[Extracted data entries]
⁂
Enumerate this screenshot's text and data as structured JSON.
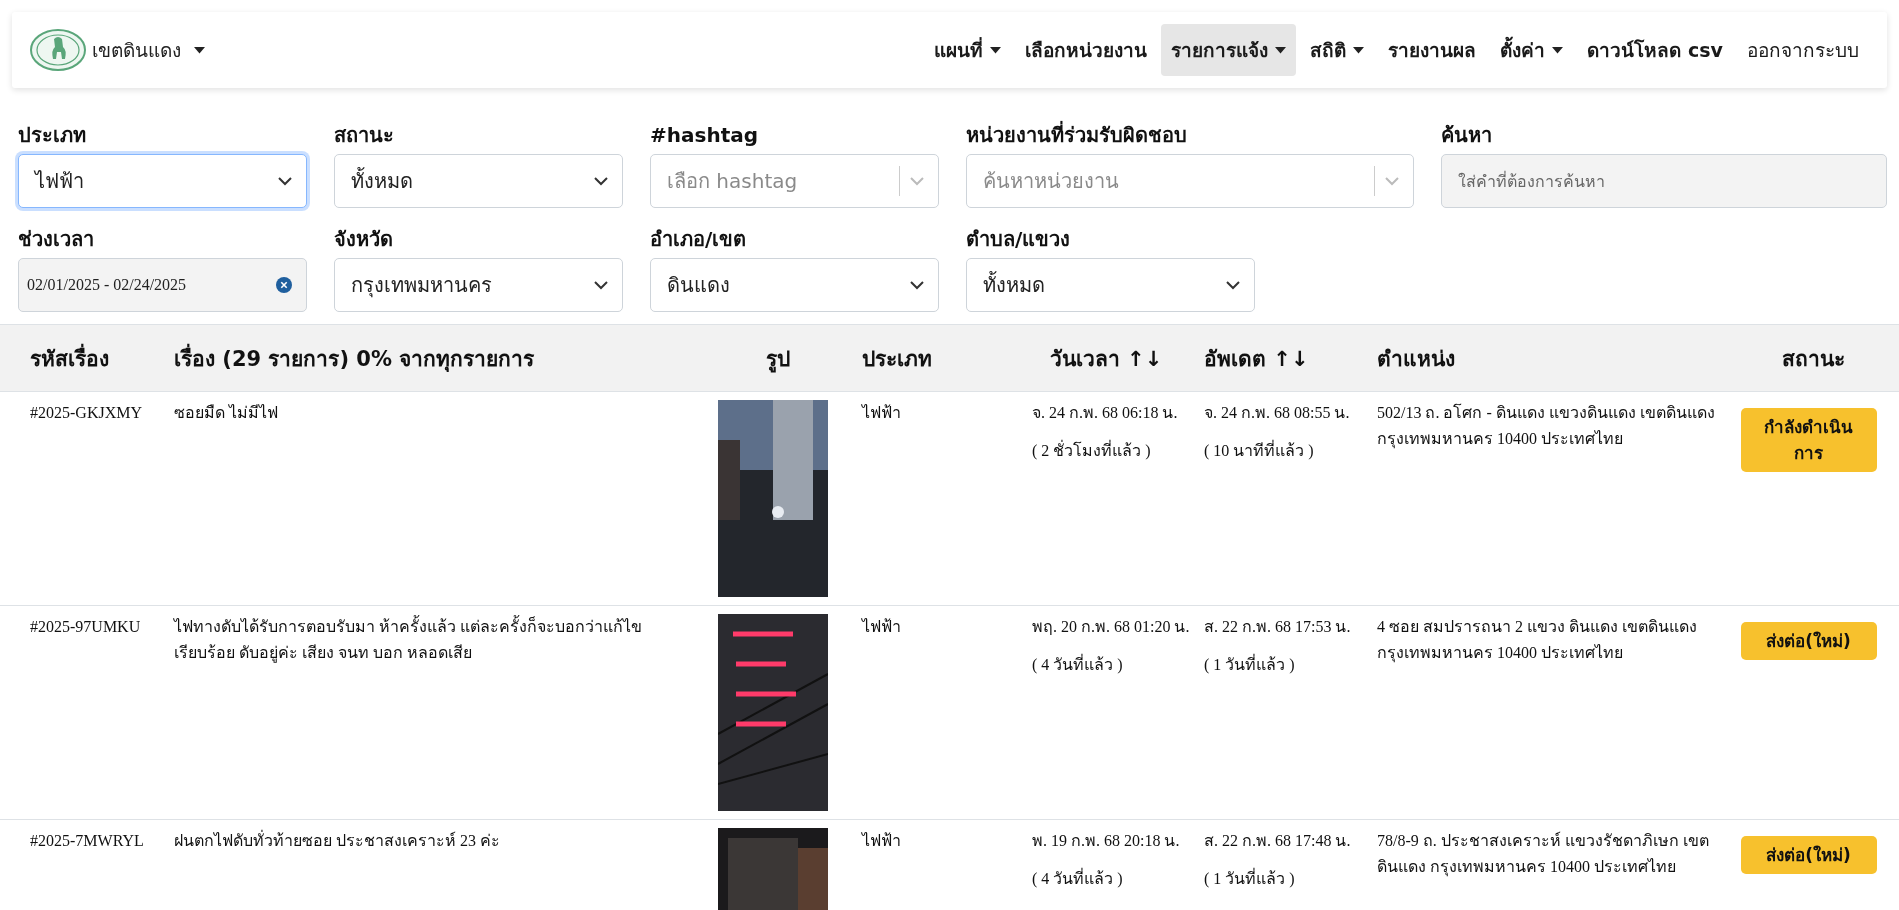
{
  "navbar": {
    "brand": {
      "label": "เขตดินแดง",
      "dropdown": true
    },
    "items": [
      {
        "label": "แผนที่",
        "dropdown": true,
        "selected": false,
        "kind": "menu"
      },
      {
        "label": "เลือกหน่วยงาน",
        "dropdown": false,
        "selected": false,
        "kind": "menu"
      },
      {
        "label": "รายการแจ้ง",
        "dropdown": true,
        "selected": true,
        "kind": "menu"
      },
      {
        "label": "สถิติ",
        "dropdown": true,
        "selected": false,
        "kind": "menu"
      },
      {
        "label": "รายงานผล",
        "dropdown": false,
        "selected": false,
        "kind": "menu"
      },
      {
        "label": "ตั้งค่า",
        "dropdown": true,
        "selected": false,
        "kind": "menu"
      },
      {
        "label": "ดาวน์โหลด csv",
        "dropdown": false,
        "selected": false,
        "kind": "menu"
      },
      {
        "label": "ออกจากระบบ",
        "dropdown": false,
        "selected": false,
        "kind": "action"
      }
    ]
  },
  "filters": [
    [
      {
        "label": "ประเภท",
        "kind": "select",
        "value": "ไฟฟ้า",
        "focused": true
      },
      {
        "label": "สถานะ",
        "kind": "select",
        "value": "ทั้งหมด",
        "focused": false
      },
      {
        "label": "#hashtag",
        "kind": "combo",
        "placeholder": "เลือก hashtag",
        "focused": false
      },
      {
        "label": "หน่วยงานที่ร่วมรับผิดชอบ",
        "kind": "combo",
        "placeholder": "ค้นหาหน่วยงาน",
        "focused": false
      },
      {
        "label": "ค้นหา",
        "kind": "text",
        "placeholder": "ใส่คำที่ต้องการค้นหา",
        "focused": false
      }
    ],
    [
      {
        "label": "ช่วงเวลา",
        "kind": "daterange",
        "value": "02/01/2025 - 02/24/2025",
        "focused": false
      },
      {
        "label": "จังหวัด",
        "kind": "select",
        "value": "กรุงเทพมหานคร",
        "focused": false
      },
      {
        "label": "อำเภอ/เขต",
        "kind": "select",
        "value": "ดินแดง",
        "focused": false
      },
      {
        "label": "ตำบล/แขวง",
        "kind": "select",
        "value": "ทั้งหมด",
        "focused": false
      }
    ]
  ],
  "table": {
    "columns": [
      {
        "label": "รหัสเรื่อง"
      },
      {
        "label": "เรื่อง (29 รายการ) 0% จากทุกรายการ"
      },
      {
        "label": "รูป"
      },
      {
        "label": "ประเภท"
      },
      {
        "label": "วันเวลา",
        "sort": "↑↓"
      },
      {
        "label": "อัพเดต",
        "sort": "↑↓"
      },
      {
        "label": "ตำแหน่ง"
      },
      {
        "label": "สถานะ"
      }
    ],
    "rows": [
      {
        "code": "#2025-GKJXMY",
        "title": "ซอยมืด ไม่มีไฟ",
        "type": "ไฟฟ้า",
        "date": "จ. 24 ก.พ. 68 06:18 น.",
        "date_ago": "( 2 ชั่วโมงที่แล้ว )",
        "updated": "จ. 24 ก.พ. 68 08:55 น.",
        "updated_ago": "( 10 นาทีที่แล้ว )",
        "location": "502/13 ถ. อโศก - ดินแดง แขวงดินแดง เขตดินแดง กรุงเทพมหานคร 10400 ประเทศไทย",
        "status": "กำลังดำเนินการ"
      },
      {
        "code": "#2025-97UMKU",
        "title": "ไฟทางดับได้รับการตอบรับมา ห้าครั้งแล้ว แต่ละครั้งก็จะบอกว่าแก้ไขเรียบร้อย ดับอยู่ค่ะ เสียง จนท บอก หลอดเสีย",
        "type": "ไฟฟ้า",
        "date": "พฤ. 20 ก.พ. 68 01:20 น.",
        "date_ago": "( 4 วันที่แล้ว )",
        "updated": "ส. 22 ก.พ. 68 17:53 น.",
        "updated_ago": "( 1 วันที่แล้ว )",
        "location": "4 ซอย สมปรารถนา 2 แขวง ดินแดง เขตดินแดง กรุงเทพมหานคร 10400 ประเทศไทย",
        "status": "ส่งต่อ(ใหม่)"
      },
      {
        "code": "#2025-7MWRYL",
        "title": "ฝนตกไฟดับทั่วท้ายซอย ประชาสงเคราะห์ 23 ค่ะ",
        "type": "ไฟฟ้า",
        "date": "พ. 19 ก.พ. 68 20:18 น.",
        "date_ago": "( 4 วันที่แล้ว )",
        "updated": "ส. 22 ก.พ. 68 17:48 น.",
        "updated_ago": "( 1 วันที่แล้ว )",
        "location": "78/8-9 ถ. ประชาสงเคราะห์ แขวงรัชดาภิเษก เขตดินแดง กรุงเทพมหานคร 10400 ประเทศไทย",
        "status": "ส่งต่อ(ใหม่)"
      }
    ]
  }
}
⁂
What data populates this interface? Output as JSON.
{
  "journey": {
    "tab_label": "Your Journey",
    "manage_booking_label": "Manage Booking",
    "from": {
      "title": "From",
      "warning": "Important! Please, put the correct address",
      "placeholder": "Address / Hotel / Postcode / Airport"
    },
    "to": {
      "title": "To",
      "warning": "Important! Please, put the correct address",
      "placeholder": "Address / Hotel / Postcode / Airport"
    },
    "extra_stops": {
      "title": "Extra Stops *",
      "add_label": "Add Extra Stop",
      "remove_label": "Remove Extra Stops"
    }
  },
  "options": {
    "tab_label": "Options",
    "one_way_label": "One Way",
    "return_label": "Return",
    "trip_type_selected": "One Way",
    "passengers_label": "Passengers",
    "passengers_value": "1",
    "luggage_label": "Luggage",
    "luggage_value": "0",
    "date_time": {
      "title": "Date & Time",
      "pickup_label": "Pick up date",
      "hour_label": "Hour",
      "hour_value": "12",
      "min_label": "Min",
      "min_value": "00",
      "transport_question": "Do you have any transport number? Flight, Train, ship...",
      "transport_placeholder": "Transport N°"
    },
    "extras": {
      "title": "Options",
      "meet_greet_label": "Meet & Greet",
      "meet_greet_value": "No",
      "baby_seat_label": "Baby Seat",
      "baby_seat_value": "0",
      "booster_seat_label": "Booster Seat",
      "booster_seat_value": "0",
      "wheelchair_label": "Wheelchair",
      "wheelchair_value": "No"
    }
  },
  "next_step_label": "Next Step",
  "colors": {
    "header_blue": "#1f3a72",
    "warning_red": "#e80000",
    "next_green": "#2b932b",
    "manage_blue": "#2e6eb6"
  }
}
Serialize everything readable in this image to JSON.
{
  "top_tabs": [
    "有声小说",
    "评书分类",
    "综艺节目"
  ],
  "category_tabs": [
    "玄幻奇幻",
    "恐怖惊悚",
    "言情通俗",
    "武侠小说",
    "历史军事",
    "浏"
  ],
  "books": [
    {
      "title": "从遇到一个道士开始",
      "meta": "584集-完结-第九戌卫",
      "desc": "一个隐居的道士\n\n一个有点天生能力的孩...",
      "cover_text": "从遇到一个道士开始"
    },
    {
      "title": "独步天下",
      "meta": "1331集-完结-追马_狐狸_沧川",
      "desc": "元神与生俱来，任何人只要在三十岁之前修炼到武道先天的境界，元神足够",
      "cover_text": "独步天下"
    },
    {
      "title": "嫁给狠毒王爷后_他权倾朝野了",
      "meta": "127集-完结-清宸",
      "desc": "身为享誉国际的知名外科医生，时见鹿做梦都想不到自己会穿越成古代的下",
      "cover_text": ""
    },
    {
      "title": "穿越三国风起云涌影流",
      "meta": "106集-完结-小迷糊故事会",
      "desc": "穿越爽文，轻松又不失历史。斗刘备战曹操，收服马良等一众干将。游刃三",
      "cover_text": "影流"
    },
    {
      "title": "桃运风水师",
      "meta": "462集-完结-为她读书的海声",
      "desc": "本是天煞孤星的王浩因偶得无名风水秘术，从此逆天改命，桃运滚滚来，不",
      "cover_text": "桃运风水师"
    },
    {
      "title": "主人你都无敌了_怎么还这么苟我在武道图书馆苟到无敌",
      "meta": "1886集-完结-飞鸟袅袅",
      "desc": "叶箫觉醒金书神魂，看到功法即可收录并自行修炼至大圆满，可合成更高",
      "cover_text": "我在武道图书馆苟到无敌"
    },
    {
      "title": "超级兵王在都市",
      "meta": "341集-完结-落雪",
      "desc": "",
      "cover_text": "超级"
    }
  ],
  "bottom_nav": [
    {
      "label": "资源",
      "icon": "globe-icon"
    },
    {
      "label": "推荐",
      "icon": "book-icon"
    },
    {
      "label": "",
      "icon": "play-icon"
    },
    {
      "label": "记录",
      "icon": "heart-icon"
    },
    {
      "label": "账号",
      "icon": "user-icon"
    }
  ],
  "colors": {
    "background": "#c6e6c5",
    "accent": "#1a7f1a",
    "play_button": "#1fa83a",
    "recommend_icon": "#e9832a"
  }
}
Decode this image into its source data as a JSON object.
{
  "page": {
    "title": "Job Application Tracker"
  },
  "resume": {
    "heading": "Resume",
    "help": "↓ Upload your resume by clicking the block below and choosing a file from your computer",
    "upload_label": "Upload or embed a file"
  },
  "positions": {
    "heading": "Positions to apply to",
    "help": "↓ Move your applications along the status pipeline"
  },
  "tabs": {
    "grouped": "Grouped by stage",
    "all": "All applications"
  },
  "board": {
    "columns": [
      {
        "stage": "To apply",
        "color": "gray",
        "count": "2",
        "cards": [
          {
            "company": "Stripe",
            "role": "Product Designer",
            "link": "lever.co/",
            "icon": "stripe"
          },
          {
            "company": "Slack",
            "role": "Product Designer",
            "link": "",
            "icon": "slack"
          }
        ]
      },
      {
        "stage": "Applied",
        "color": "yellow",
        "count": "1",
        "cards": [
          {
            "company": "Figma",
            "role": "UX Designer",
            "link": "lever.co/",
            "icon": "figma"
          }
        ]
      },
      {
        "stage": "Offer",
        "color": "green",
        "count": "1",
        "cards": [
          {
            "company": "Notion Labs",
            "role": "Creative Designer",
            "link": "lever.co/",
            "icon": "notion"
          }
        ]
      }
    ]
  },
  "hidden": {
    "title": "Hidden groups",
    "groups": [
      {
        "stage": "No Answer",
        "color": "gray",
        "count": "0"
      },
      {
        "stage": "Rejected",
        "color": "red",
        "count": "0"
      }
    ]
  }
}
⁂
Stated goal:
Copy each line of the data above that holds "desc".

Result below:
      "desc": "一个隐居的道士\n\n一个有点天生能力的孩...",
      "desc": "元神与生俱来，任何人只要在三十岁之前修炼到武道先天的境界，元神足够",
      "desc": "身为享誉国际的知名外科医生，时见鹿做梦都想不到自己会穿越成古代的下",
      "desc": "穿越爽文，轻松又不失历史。斗刘备战曹操，收服马良等一众干将。游刃三",
      "desc": "本是天煞孤星的王浩因偶得无名风水秘术，从此逆天改命，桃运滚滚来，不",
      "desc": "叶箫觉醒金书神魂，看到功法即可收录并自行修炼至大圆满，可合成更高",
      "desc": "",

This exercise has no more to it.